• _Records excerpted from a collection_:
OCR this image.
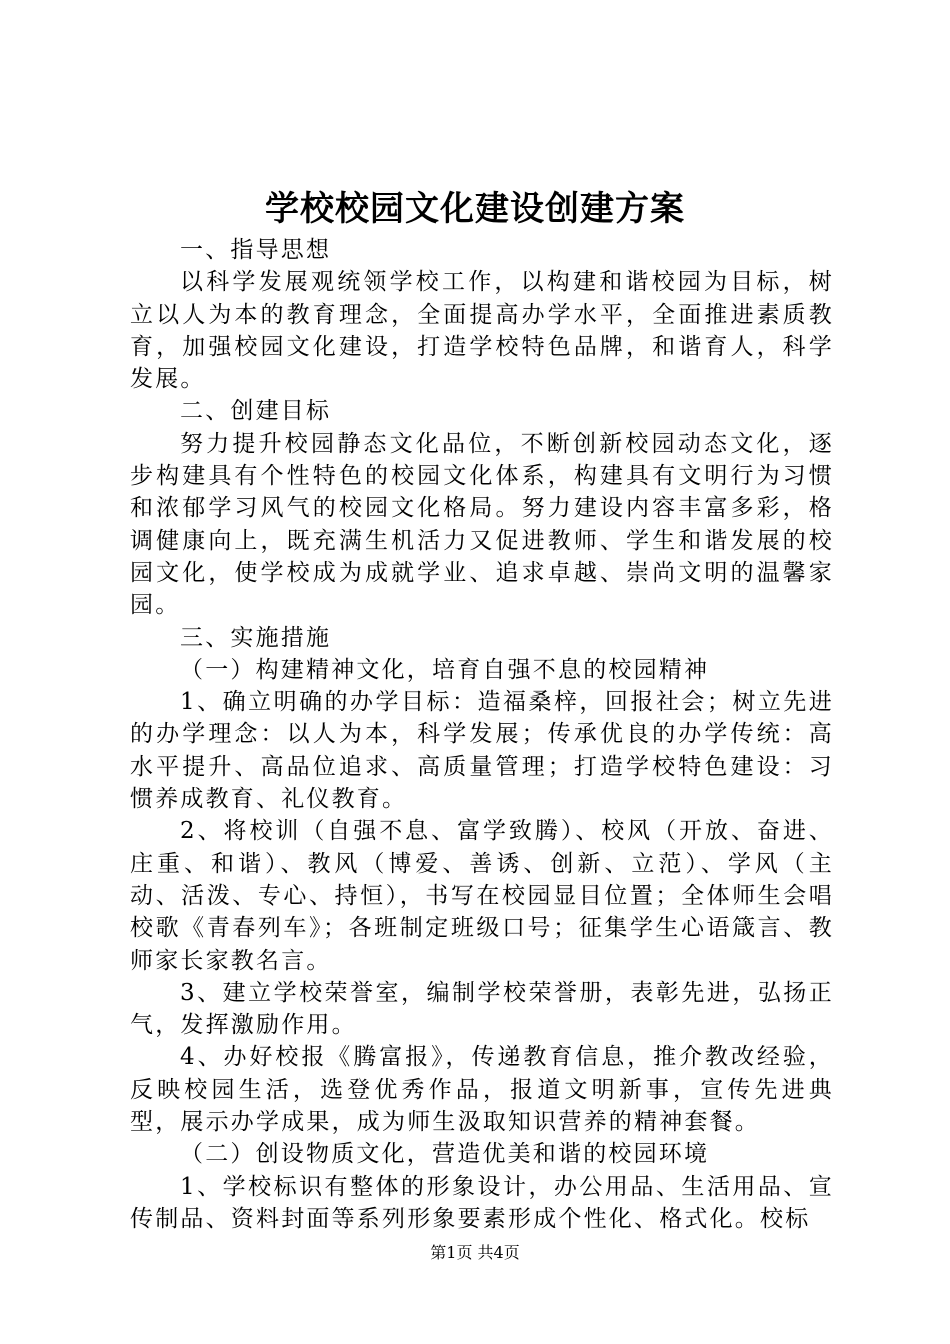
学校校园文化建设创建方案

一、指导思想

以科学发展观统领学校工作，以构建和谐校园为目标，树立以人为本的教育理念，全面提高办学水平，全面推进素质教育，加强校园文化建设，打造学校特色品牌，和谐育人，科学发展。

二、创建目标

努力提升校园静态文化品位，不断创新校园动态文化，逐步构建具有个性特色的校园文化体系，构建具有文明行为习惯和浓郁学习风气的校园文化格局。努力建设内容丰富多彩，格调健康向上，既充满生机活力又促进教师、学生和谐发展的校园文化，使学校成为成就学业、追求卓越、崇尚文明的温馨家园。

三、实施措施

（一）构建精神文化，培育自强不息的校园精神

1、确立明确的办学目标：造福桑梓，回报社会；树立先进的办学理念：以人为本，科学发展；传承优良的办学传统：高水平提升、高品位追求、高质量管理；打造学校特色建设：习惯养成教育、礼仪教育。

2、将校训（自强不息、富学致腾）、校风（开放、奋进、庄重、和谐）、教风（博爱、善诱、创新、立范）、学风（主动、活泼、专心、持恒），书写在校园显目位置；全体师生会唱校歌《青春列车》；各班制定班级口号；征集学生心语箴言、教师家长家教名言。

3、建立学校荣誉室，编制学校荣誉册，表彰先进，弘扬正气，发挥激励作用。

4、办好校报《腾富报》，传递教育信息，推介教改经验，反映校园生活，选登优秀作品，报道文明新事，宣传先进典型，展示办学成果，成为师生汲取知识营养的精神套餐。

（二）创设物质文化，营造优美和谐的校园环境

1、学校标识有整体的形象设计，办公用品、生活用品、宣传制品、资料封面等系列形象要素形成个性化、格式化。校标

第1页 共4页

• _What is expected_: Reproduce the listing above exactly, excluding all pictures.

• _Solution for this task_:
OCR this image.
学校校园文化建设创建方案

一、指导思想

以科学发展观统领学校工作，以构建和谐校园为目标，树立以人为本的教育理念，全面提高办学水平，全面推进素质教育，加强校园文化建设，打造学校特色品牌，和谐育人，科学发展。

二、创建目标

努力提升校园静态文化品位，不断创新校园动态文化，逐步构建具有个性特色的校园文化体系，构建具有文明行为习惯和浓郁学习风气的校园文化格局。努力建设内容丰富多彩，格调健康向上，既充满生机活力又促进教师、学生和谐发展的校园文化，使学校成为成就学业、追求卓越、崇尚文明的温馨家园。

三、实施措施

（一）构建精神文化，培育自强不息的校园精神

1、确立明确的办学目标：造福桑梓，回报社会；树立先进的办学理念：以人为本，科学发展；传承优良的办学传统：高水平提升、高品位追求、高质量管理；打造学校特色建设：习惯养成教育、礼仪教育。

2、将校训（自强不息、富学致腾）、校风（开放、奋进、庄重、和谐）、教风（博爱、善诱、创新、立范）、学风（主动、活泼、专心、持恒），书写在校园显目位置；全体师生会唱校歌《青春列车》；各班制定班级口号；征集学生心语箴言、教师家长家教名言。

3、建立学校荣誉室，编制学校荣誉册，表彰先进，弘扬正气，发挥激励作用。

4、办好校报《腾富报》，传递教育信息，推介教改经验，反映校园生活，选登优秀作品，报道文明新事，宣传先进典型，展示办学成果，成为师生汲取知识营养的精神套餐。

（二）创设物质文化，营造优美和谐的校园环境

1、学校标识有整体的形象设计，办公用品、生活用品、宣传制品、资料封面等系列形象要素形成个性化、格式化。校标

第1页 共4页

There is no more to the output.